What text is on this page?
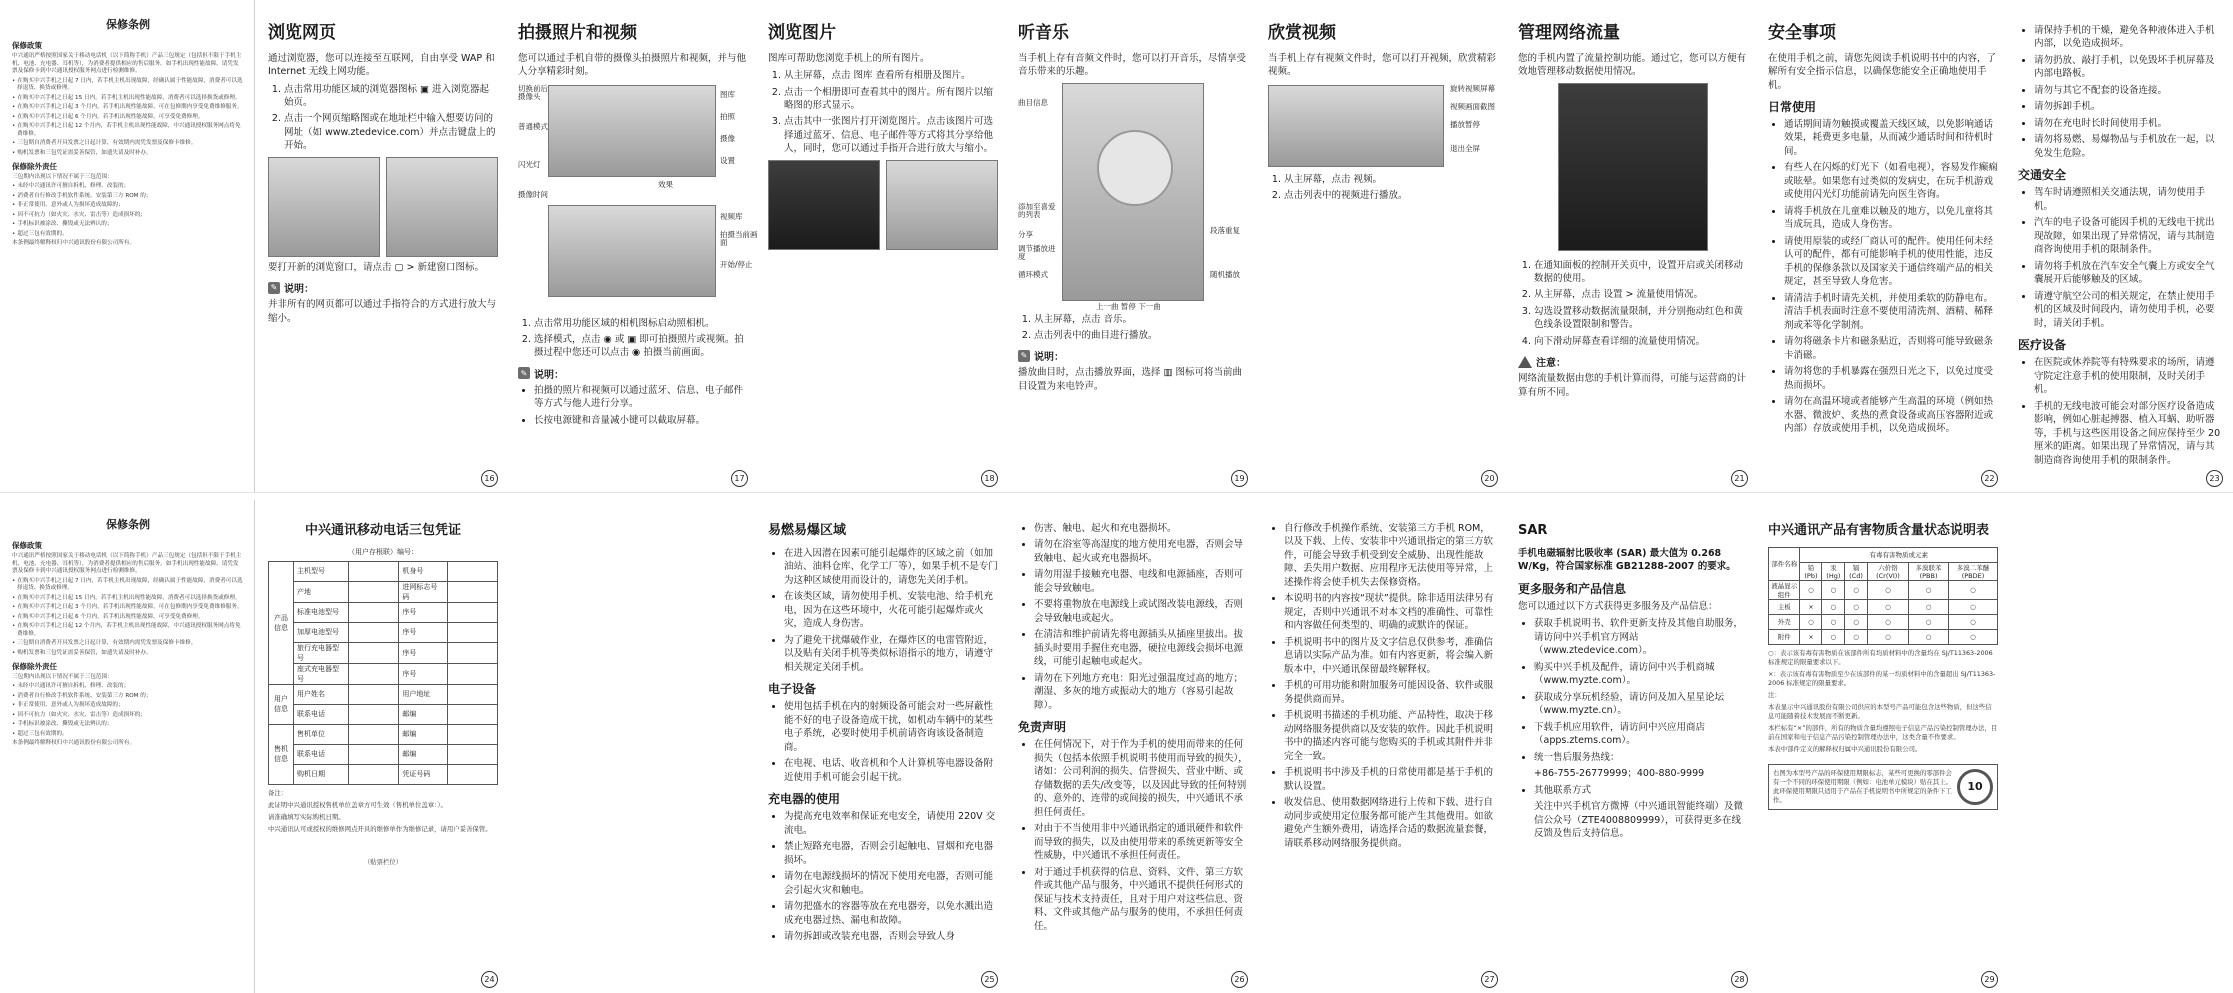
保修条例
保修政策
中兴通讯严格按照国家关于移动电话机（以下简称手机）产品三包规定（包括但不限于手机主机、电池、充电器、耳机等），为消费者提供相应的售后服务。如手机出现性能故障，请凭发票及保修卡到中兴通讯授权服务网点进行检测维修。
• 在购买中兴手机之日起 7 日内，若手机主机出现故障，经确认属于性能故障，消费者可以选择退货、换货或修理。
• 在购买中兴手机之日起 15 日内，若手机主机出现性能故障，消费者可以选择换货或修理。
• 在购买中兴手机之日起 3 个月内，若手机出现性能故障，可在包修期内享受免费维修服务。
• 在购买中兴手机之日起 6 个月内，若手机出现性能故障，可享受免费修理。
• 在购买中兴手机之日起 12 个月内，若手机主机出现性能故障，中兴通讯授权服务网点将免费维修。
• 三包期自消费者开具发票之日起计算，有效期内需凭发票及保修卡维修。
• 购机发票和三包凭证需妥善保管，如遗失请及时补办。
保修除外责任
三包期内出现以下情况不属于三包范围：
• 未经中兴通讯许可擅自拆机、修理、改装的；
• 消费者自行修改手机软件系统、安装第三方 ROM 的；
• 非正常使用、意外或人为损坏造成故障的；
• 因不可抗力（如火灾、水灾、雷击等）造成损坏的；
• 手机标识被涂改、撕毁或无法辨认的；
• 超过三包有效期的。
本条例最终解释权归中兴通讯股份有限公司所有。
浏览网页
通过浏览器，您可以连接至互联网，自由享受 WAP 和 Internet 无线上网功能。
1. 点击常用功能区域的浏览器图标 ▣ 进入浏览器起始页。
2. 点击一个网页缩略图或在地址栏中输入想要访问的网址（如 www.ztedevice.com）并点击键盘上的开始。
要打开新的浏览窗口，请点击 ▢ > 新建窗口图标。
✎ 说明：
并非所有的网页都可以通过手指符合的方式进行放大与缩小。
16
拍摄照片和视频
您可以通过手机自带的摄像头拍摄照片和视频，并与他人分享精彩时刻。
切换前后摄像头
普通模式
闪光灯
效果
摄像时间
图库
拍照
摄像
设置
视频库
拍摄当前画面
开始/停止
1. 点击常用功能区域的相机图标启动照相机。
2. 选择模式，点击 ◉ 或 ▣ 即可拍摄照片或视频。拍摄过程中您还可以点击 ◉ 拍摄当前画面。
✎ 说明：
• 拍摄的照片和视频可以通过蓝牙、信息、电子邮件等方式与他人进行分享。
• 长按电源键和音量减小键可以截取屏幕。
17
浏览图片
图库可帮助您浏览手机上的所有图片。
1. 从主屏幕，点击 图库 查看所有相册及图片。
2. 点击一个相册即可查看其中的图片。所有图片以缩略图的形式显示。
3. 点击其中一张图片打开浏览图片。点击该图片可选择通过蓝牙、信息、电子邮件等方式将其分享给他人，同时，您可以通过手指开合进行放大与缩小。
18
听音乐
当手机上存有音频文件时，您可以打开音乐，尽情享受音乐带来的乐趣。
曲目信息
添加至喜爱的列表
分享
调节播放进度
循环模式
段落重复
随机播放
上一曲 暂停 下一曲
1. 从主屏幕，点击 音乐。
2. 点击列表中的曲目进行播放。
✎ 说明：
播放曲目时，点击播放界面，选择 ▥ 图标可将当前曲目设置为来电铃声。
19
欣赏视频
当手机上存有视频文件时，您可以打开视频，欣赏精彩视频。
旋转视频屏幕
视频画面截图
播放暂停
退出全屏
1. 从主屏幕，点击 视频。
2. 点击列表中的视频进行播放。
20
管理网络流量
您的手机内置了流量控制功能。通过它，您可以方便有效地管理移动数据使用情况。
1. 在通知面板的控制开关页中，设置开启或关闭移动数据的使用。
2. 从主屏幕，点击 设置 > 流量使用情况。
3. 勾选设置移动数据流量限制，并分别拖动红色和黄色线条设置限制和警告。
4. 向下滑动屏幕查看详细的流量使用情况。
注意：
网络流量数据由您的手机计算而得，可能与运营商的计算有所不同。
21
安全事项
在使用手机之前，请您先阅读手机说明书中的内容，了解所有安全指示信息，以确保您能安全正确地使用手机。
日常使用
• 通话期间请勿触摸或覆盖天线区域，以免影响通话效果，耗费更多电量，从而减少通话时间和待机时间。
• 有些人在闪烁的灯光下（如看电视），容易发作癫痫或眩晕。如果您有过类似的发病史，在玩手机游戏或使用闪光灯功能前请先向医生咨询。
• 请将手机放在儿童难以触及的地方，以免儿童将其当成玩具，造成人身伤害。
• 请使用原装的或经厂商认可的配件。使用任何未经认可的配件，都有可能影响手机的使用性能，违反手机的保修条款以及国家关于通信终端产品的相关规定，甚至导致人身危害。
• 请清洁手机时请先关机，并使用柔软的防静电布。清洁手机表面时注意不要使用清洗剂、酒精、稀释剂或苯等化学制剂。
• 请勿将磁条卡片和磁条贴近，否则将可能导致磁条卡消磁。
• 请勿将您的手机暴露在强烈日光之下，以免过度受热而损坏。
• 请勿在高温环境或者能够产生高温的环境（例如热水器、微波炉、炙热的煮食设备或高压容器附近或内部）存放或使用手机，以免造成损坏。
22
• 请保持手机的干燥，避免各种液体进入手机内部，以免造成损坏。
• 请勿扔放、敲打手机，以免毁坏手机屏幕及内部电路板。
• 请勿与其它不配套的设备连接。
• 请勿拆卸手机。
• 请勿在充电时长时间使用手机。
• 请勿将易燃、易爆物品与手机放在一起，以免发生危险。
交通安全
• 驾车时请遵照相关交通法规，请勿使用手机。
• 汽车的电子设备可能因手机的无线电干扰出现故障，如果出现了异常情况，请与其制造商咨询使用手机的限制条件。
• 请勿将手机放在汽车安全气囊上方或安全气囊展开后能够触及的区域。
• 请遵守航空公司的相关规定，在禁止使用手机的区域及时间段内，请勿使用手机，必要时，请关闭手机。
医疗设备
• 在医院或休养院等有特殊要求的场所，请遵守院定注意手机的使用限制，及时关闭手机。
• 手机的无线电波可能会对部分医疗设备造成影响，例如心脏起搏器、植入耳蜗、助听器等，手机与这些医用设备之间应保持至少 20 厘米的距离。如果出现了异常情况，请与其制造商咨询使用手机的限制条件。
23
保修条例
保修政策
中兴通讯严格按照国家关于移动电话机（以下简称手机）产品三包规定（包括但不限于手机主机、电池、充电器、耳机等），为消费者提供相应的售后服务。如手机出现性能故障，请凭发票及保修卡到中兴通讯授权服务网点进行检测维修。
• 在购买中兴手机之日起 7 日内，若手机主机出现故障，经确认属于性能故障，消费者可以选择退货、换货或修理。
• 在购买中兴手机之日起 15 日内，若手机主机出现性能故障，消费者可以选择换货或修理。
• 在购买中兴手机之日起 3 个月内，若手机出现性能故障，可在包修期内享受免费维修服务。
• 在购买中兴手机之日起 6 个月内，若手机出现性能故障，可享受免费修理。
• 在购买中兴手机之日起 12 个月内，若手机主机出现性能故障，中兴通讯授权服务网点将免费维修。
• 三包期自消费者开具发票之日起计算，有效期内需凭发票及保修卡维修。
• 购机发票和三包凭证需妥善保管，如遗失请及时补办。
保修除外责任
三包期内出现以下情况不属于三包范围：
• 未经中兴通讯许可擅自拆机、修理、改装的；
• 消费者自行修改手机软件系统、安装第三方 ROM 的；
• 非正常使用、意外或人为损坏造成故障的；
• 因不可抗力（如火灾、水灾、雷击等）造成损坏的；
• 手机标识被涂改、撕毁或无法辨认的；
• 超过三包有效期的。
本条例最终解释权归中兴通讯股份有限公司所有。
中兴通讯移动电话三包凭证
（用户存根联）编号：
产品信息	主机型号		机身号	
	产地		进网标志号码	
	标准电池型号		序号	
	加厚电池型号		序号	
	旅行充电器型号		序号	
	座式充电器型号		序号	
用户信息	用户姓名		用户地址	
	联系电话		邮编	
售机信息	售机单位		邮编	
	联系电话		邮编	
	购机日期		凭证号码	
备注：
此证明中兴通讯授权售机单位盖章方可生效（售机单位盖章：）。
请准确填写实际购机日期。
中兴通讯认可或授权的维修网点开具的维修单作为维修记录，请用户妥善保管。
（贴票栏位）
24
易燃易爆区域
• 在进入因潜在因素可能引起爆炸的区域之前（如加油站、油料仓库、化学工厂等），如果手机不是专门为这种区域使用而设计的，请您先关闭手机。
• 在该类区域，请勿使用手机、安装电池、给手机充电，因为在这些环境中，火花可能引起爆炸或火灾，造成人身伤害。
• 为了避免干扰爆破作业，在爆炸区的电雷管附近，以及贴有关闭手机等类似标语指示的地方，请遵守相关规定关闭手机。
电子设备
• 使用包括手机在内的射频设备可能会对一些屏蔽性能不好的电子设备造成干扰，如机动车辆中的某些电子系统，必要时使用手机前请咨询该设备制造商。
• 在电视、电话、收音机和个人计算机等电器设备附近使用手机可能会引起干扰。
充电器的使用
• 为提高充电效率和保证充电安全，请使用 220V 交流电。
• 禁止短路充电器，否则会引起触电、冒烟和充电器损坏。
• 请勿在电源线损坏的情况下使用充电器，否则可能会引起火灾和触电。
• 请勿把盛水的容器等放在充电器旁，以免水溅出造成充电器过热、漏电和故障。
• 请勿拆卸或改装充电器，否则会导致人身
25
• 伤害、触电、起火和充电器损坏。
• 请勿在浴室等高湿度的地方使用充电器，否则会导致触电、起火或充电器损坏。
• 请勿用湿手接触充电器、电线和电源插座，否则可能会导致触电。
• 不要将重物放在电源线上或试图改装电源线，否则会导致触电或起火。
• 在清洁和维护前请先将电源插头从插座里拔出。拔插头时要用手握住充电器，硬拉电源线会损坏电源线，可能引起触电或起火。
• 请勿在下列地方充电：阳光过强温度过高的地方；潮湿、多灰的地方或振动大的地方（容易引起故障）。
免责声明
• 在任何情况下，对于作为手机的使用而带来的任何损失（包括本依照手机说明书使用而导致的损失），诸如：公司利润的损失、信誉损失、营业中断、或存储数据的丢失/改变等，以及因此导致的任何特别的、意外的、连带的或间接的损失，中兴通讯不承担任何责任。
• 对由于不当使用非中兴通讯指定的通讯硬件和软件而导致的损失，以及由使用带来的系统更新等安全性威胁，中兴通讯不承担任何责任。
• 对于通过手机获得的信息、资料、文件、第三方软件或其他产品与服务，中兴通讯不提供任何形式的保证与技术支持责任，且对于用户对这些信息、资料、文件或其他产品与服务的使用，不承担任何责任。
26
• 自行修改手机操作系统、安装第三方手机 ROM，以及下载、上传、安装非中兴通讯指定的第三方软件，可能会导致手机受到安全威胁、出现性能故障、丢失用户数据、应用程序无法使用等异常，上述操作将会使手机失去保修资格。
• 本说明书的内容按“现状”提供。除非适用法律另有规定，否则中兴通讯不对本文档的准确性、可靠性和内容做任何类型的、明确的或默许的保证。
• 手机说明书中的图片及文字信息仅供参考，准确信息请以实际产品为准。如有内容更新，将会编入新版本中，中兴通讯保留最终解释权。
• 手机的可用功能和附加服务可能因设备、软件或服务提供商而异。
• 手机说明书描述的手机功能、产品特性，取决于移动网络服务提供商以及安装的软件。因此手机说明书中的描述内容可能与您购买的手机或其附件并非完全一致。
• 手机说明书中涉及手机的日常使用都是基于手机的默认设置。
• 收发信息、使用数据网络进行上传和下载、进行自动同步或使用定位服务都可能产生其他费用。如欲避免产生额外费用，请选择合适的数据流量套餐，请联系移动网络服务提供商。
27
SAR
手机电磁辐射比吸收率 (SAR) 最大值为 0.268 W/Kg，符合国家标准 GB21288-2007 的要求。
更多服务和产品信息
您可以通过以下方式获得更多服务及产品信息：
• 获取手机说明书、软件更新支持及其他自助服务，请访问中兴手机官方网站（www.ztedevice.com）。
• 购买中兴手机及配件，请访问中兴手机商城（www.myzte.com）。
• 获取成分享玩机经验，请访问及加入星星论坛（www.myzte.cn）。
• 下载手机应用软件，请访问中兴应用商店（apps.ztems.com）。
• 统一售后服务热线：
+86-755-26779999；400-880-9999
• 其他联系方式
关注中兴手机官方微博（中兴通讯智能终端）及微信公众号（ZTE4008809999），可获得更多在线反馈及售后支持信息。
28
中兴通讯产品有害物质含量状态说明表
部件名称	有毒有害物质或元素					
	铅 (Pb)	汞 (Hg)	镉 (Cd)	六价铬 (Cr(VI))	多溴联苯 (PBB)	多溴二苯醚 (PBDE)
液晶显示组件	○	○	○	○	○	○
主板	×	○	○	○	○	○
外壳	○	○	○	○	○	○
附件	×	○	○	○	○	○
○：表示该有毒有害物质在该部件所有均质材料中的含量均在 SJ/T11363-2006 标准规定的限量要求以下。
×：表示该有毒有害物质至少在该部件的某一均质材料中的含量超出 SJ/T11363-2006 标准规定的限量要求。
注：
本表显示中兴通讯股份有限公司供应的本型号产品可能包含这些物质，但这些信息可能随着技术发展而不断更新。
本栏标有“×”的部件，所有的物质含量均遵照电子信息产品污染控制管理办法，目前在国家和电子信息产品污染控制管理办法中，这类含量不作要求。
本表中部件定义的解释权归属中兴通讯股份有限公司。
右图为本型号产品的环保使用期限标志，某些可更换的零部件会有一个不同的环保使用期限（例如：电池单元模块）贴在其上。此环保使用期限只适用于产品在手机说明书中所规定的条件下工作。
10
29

|---|

◆ The request ◆
Look over the listing. Pull out every line with the string "以免造成损坏" in it.

◆ Final result ◆
• 请勿在高温环境或者能够产生高温的环境（例如热水器、微波炉、炙热的煮食设备或高压容器附近或内部）存放或使用手机，以免造成损坏。
• 请保持手机的干燥，避免各种液体进入手机内部，以免造成损坏。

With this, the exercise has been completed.